• WHAT THE TASK ASKS:
Write out the material again exactly, please, and omit the pictures.

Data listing
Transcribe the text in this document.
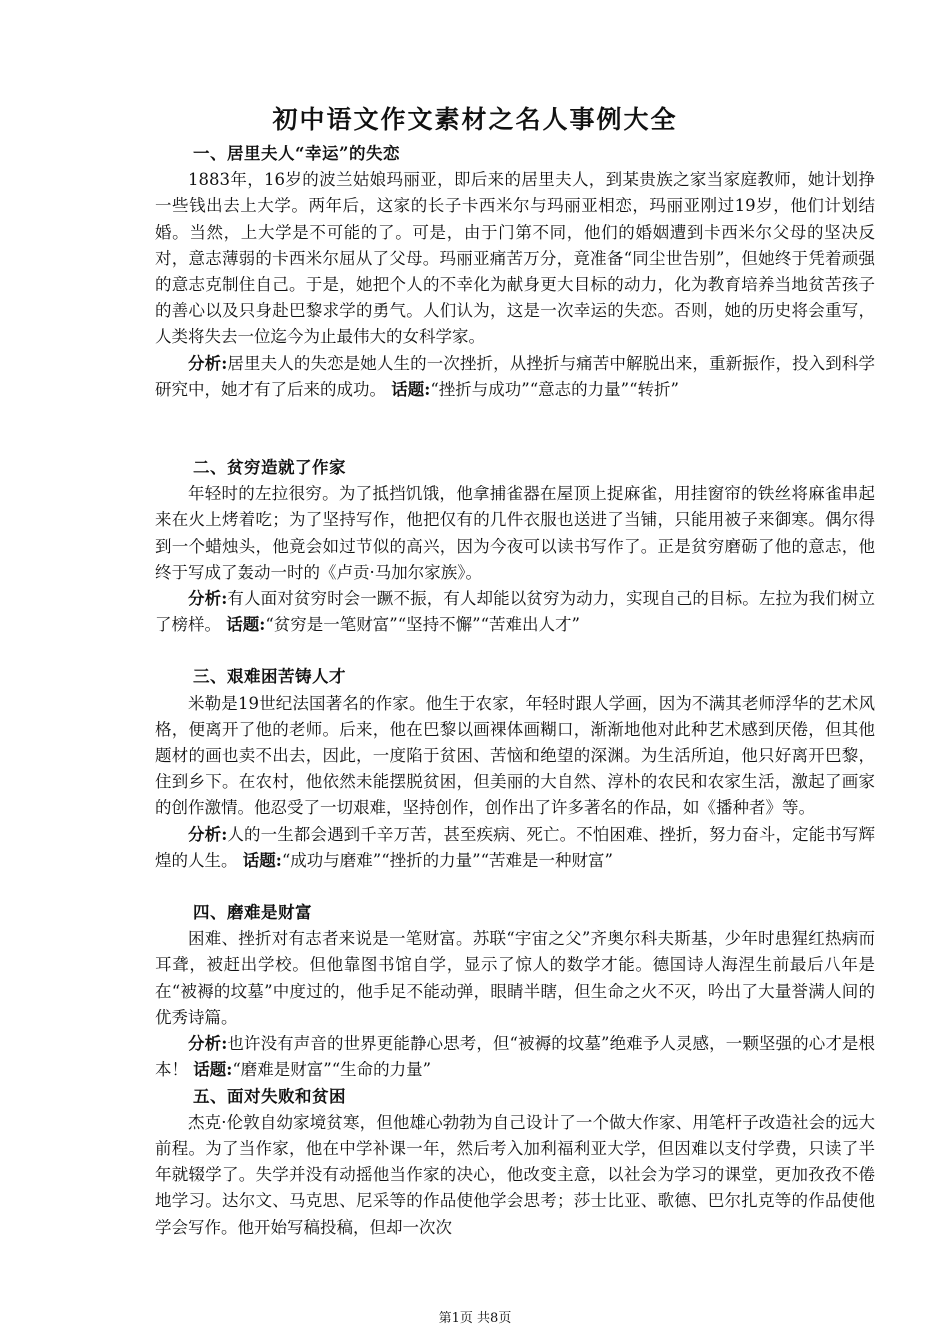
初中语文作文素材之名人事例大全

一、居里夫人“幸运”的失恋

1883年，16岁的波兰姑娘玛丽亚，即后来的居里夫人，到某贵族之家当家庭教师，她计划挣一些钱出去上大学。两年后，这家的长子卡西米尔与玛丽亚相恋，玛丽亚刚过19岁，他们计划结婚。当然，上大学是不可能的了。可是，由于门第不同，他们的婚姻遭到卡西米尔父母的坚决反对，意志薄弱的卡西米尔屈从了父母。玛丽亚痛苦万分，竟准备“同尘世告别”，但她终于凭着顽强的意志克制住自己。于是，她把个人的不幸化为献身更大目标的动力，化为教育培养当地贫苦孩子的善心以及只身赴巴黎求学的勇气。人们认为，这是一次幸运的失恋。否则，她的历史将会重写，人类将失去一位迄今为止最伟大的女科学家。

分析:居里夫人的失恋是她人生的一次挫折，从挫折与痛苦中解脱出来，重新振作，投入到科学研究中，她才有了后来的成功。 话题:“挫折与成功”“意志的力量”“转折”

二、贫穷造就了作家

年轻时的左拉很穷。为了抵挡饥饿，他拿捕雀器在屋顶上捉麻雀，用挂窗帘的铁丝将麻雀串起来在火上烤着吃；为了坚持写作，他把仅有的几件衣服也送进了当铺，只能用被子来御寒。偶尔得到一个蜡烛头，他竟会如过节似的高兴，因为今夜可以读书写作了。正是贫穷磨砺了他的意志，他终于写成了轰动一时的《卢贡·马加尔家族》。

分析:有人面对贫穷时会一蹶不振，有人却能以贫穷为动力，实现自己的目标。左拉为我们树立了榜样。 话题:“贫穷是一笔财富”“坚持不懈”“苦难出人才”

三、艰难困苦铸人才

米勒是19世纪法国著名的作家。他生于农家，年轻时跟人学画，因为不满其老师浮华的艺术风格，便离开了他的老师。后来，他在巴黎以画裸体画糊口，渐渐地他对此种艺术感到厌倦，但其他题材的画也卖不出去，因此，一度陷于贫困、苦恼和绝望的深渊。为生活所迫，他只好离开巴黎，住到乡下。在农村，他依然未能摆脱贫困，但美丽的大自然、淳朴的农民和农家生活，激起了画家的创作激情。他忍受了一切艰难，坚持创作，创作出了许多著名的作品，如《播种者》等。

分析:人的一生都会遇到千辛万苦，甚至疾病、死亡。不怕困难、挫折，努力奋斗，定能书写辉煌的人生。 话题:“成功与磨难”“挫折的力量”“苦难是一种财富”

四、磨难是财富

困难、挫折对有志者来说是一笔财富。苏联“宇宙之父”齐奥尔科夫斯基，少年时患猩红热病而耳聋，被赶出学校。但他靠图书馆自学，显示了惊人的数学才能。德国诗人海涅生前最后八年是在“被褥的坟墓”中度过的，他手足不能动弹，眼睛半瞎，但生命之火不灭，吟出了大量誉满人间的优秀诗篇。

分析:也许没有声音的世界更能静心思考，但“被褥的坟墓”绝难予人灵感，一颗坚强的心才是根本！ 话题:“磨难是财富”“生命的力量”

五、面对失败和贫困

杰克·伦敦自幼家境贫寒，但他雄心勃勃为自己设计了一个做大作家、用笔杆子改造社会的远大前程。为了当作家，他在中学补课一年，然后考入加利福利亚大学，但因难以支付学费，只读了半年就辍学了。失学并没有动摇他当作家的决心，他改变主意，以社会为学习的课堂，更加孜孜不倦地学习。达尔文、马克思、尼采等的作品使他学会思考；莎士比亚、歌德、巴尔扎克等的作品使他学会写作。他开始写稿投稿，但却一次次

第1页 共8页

• THE COMPLETED TASK:
Transcribe the text in this document.
初中语文作文素材之名人事例大全

一、居里夫人“幸运”的失恋

1883年，16岁的波兰姑娘玛丽亚，即后来的居里夫人，到某贵族之家当家庭教师，她计划挣一些钱出去上大学。两年后，这家的长子卡西米尔与玛丽亚相恋，玛丽亚刚过19岁，他们计划结婚。当然，上大学是不可能的了。可是，由于门第不同，他们的婚姻遭到卡西米尔父母的坚决反对，意志薄弱的卡西米尔屈从了父母。玛丽亚痛苦万分，竟准备“同尘世告别”，但她终于凭着顽强的意志克制住自己。于是，她把个人的不幸化为献身更大目标的动力，化为教育培养当地贫苦孩子的善心以及只身赴巴黎求学的勇气。人们认为，这是一次幸运的失恋。否则，她的历史将会重写，人类将失去一位迄今为止最伟大的女科学家。

分析:居里夫人的失恋是她人生的一次挫折，从挫折与痛苦中解脱出来，重新振作，投入到科学研究中，她才有了后来的成功。 话题:“挫折与成功”“意志的力量”“转折”

二、贫穷造就了作家

年轻时的左拉很穷。为了抵挡饥饿，他拿捕雀器在屋顶上捉麻雀，用挂窗帘的铁丝将麻雀串起来在火上烤着吃；为了坚持写作，他把仅有的几件衣服也送进了当铺，只能用被子来御寒。偶尔得到一个蜡烛头，他竟会如过节似的高兴，因为今夜可以读书写作了。正是贫穷磨砺了他的意志，他终于写成了轰动一时的《卢贡·马加尔家族》。

分析:有人面对贫穷时会一蹶不振，有人却能以贫穷为动力，实现自己的目标。左拉为我们树立了榜样。 话题:“贫穷是一笔财富”“坚持不懈”“苦难出人才”

三、艰难困苦铸人才

米勒是19世纪法国著名的作家。他生于农家，年轻时跟人学画，因为不满其老师浮华的艺术风格，便离开了他的老师。后来，他在巴黎以画裸体画糊口，渐渐地他对此种艺术感到厌倦，但其他题材的画也卖不出去，因此，一度陷于贫困、苦恼和绝望的深渊。为生活所迫，他只好离开巴黎，住到乡下。在农村，他依然未能摆脱贫困，但美丽的大自然、淳朴的农民和农家生活，激起了画家的创作激情。他忍受了一切艰难，坚持创作，创作出了许多著名的作品，如《播种者》等。

分析:人的一生都会遇到千辛万苦，甚至疾病、死亡。不怕困难、挫折，努力奋斗，定能书写辉煌的人生。 话题:“成功与磨难”“挫折的力量”“苦难是一种财富”

四、磨难是财富

困难、挫折对有志者来说是一笔财富。苏联“宇宙之父”齐奥尔科夫斯基，少年时患猩红热病而耳聋，被赶出学校。但他靠图书馆自学，显示了惊人的数学才能。德国诗人海涅生前最后八年是在“被褥的坟墓”中度过的，他手足不能动弹，眼睛半瞎，但生命之火不灭，吟出了大量誉满人间的优秀诗篇。

分析:也许没有声音的世界更能静心思考，但“被褥的坟墓”绝难予人灵感，一颗坚强的心才是根本！ 话题:“磨难是财富”“生命的力量”

五、面对失败和贫困

杰克·伦敦自幼家境贫寒，但他雄心勃勃为自己设计了一个做大作家、用笔杆子改造社会的远大前程。为了当作家，他在中学补课一年，然后考入加利福利亚大学，但因难以支付学费，只读了半年就辍学了。失学并没有动摇他当作家的决心，他改变主意，以社会为学习的课堂，更加孜孜不倦地学习。达尔文、马克思、尼采等的作品使他学会思考；莎士比亚、歌德、巴尔扎克等的作品使他学会写作。他开始写稿投稿，但却一次次

第1页 共8页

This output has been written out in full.